__TASK GOAL__. Search the data below for the string "chapter". Extract every line that contains it.

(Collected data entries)
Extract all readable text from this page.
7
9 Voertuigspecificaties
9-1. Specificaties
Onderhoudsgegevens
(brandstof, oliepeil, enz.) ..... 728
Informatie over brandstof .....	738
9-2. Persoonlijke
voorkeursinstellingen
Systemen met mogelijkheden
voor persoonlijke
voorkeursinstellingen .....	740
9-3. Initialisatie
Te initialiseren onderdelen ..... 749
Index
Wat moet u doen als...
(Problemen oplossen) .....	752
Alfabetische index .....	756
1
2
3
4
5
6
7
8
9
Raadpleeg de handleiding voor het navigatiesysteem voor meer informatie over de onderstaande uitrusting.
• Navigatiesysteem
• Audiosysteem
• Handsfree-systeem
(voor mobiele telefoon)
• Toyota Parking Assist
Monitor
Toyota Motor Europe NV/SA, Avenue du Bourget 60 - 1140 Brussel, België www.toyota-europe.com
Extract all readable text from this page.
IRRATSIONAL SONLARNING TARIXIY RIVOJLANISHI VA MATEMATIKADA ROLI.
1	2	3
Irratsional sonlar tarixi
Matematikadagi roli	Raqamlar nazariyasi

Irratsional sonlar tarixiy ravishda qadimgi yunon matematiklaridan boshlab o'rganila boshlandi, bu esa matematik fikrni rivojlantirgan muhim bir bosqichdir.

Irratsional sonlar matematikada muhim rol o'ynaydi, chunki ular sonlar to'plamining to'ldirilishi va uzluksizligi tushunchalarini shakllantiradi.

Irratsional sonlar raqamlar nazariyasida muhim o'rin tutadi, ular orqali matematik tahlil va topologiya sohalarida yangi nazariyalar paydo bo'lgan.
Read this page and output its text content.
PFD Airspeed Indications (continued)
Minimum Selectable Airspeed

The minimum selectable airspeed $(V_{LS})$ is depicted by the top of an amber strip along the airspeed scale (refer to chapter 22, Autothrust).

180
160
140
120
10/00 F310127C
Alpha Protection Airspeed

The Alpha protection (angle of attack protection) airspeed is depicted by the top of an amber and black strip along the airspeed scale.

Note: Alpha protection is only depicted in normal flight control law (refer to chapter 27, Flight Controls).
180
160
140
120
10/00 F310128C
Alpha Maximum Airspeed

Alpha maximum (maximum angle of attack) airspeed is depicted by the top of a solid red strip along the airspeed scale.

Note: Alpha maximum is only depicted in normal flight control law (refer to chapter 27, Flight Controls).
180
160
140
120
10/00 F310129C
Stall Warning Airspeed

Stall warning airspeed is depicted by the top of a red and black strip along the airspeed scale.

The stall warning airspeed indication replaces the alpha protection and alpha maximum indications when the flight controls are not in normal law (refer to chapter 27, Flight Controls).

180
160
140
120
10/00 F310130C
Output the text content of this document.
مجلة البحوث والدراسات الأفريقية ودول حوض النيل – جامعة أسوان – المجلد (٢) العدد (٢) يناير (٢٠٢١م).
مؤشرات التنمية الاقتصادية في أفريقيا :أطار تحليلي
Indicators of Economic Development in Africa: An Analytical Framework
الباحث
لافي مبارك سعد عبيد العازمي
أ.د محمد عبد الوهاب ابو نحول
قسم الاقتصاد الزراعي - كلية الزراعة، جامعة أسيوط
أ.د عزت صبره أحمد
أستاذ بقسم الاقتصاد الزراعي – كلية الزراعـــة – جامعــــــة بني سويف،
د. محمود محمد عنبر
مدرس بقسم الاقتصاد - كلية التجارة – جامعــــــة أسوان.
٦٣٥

__EXERCISE ANSWER__.
The minimum selectable airspeed $(V_{LS})$ is depicted by the top of an amber strip along the airspeed scale (refer to chapter 22, Autothrust).
Note: Alpha protection is only depicted in normal flight control law (refer to chapter 27, Flight Controls).
Note: Alpha maximum is only depicted in normal flight control law (refer to chapter 27, Flight Controls).
The stall warning airspeed indication replaces the alpha protection and alpha maximum indications when the flight controls are not in normal law (refer to chapter 27, Flight Controls).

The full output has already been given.